## THE RECORDS
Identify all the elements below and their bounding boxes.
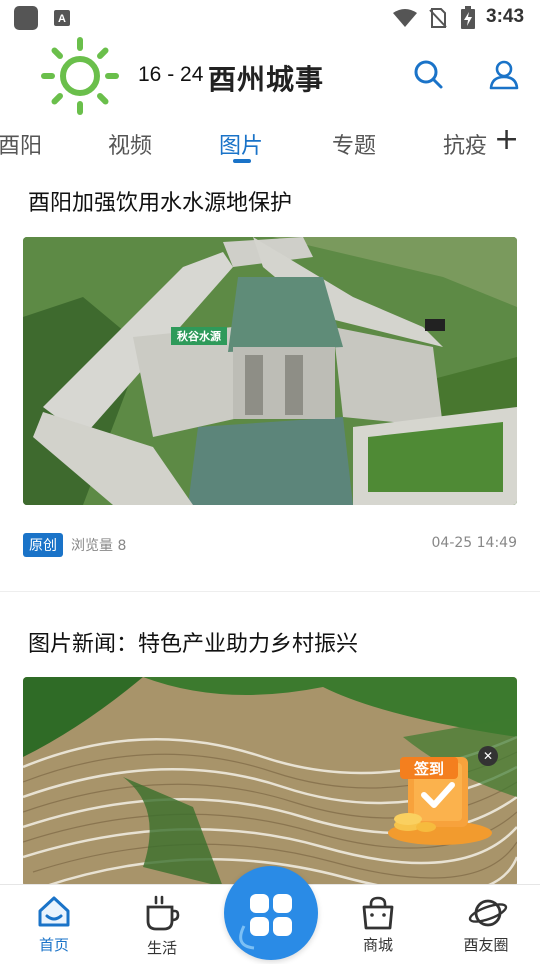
view-count: 浏览量 8 [71,538,127,554]
app-grid-icon [239,894,292,950]
status-time: 3:43 [486,6,525,27]
nav-label: 商城 [362,936,393,954]
checkin-label: 签到 [413,760,444,778]
reservoir-sign-text: 秋谷水源 [177,329,221,343]
article-meta: 原创 浏览量 8 04-25 14:49 [23,533,517,557]
tab-anti-epidemic[interactable]: 抗疫 [443,128,487,160]
original-badge: 原创 [23,533,63,557]
tab-youyang[interactable]: 酉阳 [0,128,42,160]
search-icon[interactable] [412,58,444,90]
text-notification-icon: A [54,10,70,26]
shopping-bag-icon [362,896,394,930]
wifi-icon [393,9,417,27]
svg-text:A: A [58,13,66,25]
center-app-button[interactable] [224,866,318,960]
app-header: 16 - 24 酉州城事 [0,36,540,116]
weather-temperature: 16 - 24 [138,63,204,86]
nav-mall[interactable]: 商城 [338,885,418,961]
article-divider [0,591,540,592]
tab-video[interactable]: 视频 [108,128,152,160]
nav-label: 生活 [146,939,177,957]
article-image-reservoir[interactable]: 秋谷水源 [23,237,517,505]
planet-icon [468,899,508,927]
app-notification-icon [14,6,38,30]
user-profile-icon[interactable] [488,58,520,90]
battery-charging-icon [461,6,475,29]
nav-label: 首页 [38,936,69,954]
add-tab-icon[interactable]: + [494,122,519,157]
nav-life[interactable]: 生活 [122,885,202,961]
coffee-cup-icon [146,895,180,931]
sun-weather-icon[interactable] [40,36,120,116]
publish-date: 04-25 14:49 [431,535,517,551]
article-title[interactable]: 图片新闻：特色产业助力乡村振兴 [28,626,358,658]
nav-home[interactable]: 首页 [14,885,94,961]
close-icon[interactable]: ✕ [478,746,498,766]
active-tab-indicator [233,159,251,163]
category-tabs: 酉阳 视频 图片 专题 抗疫 + [0,120,540,168]
home-icon [38,896,70,927]
nav-friends-circle[interactable]: 酉友圈 [446,885,526,961]
no-sim-icon [429,8,447,28]
nav-label: 酉友圈 [463,936,509,954]
tab-pictures[interactable]: 图片 [219,128,263,160]
tab-topics[interactable]: 专题 [332,128,376,160]
article-title[interactable]: 酉阳加强饮用水水源地保护 [28,185,292,217]
app-logo-title: 酉州城事 [208,63,325,96]
status-bar: A 3:43 [0,0,540,36]
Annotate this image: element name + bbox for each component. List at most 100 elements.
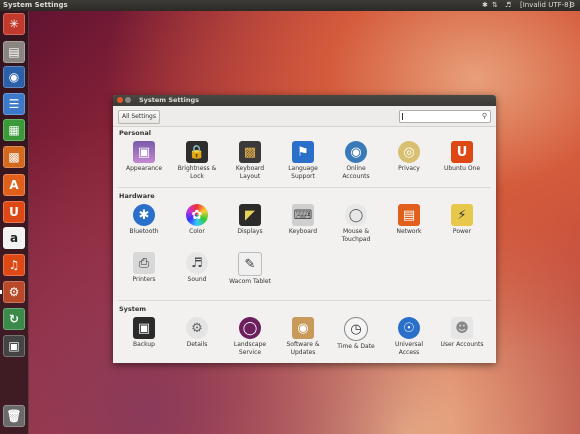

## WHAT IS ASKED
Can you rewrite the data above with "elements" replaced by "items" wherever it occurs, changing nothing else and leaving out the pictures?

## EXERCISE ANSWER
Identify all the items below and their bounding boxes.
view-count: 浏览量 8 [71,538,127,554]
app-grid-icon [239,894,292,950]
status-time: 3:43 [486,6,525,27]
nav-label: 商城 [362,936,393,954]
checkin-label: 签到 [413,760,444,778]
reservoir-sign-text: 秋谷水源 [177,329,221,343]
article-meta: 原创 浏览量 8 04-25 14:49 [23,533,517,557]
tab-anti-epidemic[interactable]: 抗疫 [443,128,487,160]
original-badge: 原创 [23,533,63,557]
tab-youyang[interactable]: 酉阳 [0,128,42,160]
search-icon[interactable] [412,58,444,90]
text-notification-icon: A [54,10,70,26]
shopping-bag-icon [362,896,394,930]
wifi-icon [393,9,417,27]
svg-text:A: A [58,13,66,25]
center-app-button[interactable] [224,866,318,960]
app-header: 16 - 24 酉州城事 [0,36,540,116]
weather-temperature: 16 - 24 [138,63,204,86]
nav-mall[interactable]: 商城 [338,885,418,961]
article-divider [0,591,540,592]
tab-video[interactable]: 视频 [108,128,152,160]
nav-label: 生活 [146,939,177,957]
article-image-reservoir[interactable]: 秋谷水源 [23,237,517,505]
planet-icon [468,899,508,927]
app-notification-icon [14,6,38,30]
user-profile-icon[interactable] [488,58,520,90]
battery-charging-icon [461,6,475,29]
nav-label: 首页 [38,936,69,954]
add-tab-icon[interactable]: + [494,122,519,157]
nav-life[interactable]: 生活 [122,885,202,961]
coffee-cup-icon [146,895,180,931]
sun-weather-icon[interactable] [40,36,120,116]
publish-date: 04-25 14:49 [431,535,517,551]
article-title[interactable]: 图片新闻：特色产业助力乡村振兴 [28,626,358,658]
nav-home[interactable]: 首页 [14,885,94,961]
close-icon[interactable]: ✕ [478,746,498,766]
active-tab-indicator [233,159,251,163]
category-tabs: 酉阳 视频 图片 专题 抗疫 + [0,120,540,168]
home-icon [38,896,70,927]
nav-friends-circle[interactable]: 酉友圈 [446,885,526,961]
no-sim-icon [429,8,447,28]
nav-label: 酉友圈 [463,936,509,954]
tab-pictures[interactable]: 图片 [219,128,263,160]
tab-topics[interactable]: 专题 [332,128,376,160]
article-title[interactable]: 酉阳加强饮用水水源地保护 [28,185,292,217]
app-logo-title: 酉州城事 [208,63,325,96]
status-bar: A 3:43 [0,0,540,36]
Annotate this image: element name + bbox for each component. List at most 100 items.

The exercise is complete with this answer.